What this task involves:
In the text about fearing that others dislike the writer, name each thing the writer says was on last week's list of things you might not like.

Text under study:
┄┄┄┄┄┄

Last week I gave you a list of things I’m afraid you might not like about me. I listed my hair, snorting when I laugh, sassiness and sarcasm, but the nitty gritty truth of it is this: I have spent far too much time wondering if you like me or if I’ve offended you.

Sometimes I forget to speak before I think and most of the time it works out okay but other times it doesn’t. I’ll catch a twitch in your eye at something I spoke and will wonder  if I offended you. Then I roll the conversation over and over in my head and before long I’ve broken out in a sweat and spent the majority of my time thinking about the incident, taking my anxiety out on my loved ones. Picture a snapping turtle and an unsuspecting hand. That’s me and my lovelies when I am wrapped up in fear.

So with effort I redirect my thoughts and for a time sail through the day, but the conversation start to auto-play in my mind, and I would be twisted up inside wondering, wondering, always wondering how I could have said it differently and if you still like me.

Sad, isn’t it? It’s true though. I’ve spent the majority of my adult life knowing that I put way too much stock into being perfect for you while knowing that God has the one opinion that matters.

┄┄┄┄┄┄

Extracted entries:
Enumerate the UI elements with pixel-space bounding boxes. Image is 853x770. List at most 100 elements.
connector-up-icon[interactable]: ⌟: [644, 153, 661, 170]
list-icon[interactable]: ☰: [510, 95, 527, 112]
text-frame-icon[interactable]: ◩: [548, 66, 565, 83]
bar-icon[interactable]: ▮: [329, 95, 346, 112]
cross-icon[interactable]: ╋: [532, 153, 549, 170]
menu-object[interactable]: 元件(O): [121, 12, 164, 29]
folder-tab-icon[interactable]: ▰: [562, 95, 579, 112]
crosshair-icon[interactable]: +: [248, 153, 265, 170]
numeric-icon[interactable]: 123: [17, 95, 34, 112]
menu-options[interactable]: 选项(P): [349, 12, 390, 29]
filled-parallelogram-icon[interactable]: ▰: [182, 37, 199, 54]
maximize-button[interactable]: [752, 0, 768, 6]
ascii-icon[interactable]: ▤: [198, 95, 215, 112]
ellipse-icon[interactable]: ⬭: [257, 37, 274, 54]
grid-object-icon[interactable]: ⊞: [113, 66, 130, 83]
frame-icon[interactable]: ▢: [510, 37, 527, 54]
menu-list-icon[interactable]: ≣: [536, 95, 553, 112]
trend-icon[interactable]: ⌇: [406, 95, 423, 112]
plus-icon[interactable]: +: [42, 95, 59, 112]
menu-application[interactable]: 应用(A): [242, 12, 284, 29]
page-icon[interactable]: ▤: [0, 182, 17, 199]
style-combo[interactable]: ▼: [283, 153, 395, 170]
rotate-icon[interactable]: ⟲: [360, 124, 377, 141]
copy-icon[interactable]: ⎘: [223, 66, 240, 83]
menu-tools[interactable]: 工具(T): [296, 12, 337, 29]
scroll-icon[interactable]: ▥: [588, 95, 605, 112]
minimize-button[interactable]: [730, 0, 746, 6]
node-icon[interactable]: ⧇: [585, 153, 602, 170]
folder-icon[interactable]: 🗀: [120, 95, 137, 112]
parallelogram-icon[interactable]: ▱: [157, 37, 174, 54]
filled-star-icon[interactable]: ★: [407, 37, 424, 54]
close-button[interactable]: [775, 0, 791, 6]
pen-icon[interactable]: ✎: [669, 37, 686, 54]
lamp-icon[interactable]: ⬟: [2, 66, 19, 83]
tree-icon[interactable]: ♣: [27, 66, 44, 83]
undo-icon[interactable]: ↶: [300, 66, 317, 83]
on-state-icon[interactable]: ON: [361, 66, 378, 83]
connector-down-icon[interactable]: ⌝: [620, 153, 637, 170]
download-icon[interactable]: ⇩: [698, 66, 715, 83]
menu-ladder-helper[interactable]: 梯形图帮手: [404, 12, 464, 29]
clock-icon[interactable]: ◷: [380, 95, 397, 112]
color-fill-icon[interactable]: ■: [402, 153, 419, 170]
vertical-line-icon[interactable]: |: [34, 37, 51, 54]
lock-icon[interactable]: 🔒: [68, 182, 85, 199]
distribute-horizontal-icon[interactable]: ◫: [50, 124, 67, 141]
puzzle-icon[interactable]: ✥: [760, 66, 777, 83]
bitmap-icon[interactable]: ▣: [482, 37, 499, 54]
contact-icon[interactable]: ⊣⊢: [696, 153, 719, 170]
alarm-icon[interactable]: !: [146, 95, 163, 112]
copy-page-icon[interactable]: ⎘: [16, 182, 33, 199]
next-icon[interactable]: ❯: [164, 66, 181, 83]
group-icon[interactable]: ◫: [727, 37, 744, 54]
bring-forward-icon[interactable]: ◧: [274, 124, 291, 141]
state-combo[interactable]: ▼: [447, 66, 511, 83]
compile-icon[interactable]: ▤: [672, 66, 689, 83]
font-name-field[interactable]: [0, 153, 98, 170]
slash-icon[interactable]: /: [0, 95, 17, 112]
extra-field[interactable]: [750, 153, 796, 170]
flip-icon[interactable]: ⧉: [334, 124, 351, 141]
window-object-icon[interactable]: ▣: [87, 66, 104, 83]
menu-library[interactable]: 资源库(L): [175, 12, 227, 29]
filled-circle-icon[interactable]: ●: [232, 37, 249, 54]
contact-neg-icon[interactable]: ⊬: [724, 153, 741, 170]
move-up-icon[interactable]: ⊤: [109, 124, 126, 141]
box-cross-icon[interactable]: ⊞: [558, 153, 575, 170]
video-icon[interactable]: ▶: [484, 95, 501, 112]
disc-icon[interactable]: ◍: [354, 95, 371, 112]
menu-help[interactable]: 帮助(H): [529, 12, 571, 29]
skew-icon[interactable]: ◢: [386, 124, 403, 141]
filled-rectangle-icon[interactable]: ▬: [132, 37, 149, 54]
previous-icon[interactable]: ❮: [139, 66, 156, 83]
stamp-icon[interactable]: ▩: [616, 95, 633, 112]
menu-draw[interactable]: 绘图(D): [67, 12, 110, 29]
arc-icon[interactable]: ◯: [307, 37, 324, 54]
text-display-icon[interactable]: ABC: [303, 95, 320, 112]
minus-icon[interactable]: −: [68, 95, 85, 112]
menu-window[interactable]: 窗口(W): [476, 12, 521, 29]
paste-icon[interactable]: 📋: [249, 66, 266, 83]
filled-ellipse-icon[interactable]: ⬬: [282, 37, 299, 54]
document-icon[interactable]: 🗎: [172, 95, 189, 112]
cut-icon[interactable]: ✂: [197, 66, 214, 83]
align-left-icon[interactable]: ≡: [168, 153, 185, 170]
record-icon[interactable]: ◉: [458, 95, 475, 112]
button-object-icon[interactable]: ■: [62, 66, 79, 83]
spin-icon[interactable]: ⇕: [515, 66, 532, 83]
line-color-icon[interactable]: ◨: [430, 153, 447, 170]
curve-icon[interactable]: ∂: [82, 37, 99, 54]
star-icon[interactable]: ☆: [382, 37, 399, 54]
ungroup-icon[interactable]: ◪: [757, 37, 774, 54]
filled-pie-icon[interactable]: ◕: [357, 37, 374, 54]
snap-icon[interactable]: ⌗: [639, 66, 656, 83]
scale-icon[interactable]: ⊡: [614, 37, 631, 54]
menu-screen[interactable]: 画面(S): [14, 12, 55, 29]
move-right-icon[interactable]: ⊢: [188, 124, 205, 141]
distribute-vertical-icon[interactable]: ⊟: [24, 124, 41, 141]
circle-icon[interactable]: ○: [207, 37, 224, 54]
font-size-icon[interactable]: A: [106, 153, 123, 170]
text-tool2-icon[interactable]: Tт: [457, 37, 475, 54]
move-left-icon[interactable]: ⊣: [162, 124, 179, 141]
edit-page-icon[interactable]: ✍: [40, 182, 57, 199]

┄┄┄┄┄┄

Expected output:
- Hair
- Snorting when laughing
- Sassiness
- Sarcasm